• [Stated goal]
In the listing below, find every line with the string "điện" and pull it out.

::: Given data :::

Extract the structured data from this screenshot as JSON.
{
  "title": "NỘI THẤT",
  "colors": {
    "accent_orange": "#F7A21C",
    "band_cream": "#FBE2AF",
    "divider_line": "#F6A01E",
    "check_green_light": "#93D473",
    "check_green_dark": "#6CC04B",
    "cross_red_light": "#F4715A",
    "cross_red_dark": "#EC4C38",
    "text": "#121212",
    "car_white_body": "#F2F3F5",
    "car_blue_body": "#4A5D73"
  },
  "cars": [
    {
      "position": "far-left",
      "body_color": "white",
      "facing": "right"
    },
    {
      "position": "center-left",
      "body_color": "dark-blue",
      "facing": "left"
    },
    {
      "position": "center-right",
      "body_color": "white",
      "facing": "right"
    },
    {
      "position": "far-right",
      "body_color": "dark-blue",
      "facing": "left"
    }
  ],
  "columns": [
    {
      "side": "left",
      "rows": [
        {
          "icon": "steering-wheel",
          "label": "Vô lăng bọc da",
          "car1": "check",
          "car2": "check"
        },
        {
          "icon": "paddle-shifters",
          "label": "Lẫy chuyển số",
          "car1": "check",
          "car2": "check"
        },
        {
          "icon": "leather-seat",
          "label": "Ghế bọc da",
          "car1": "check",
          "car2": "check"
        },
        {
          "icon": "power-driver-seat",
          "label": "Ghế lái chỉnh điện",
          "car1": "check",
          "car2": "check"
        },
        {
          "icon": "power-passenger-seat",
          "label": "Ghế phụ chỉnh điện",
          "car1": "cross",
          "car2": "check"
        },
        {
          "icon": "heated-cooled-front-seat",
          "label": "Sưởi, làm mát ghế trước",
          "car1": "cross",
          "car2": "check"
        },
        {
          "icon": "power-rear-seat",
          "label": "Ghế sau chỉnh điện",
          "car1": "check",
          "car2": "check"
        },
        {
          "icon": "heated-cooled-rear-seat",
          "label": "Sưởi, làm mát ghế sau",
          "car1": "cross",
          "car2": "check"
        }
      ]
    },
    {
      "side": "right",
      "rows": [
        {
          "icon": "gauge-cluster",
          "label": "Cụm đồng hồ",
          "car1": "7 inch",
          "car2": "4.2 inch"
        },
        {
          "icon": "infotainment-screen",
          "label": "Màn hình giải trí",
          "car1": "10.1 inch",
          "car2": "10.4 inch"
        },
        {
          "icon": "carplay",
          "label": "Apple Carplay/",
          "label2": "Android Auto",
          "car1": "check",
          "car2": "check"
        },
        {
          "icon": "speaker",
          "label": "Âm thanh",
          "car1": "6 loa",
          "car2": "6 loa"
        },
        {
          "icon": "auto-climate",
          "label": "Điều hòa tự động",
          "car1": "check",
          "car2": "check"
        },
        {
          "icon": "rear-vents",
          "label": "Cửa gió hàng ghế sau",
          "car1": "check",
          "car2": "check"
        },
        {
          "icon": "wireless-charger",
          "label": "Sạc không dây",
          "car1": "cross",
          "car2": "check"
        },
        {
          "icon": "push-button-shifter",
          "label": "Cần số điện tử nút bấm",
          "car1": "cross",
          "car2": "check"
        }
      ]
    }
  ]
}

:::

• [Exercise response]
          "label": "Ghế lái chỉnh điện",
          "label": "Ghế phụ chỉnh điện",
          "label": "Ghế sau chỉnh điện",
          "label": "Cần số điện tử nút bấm",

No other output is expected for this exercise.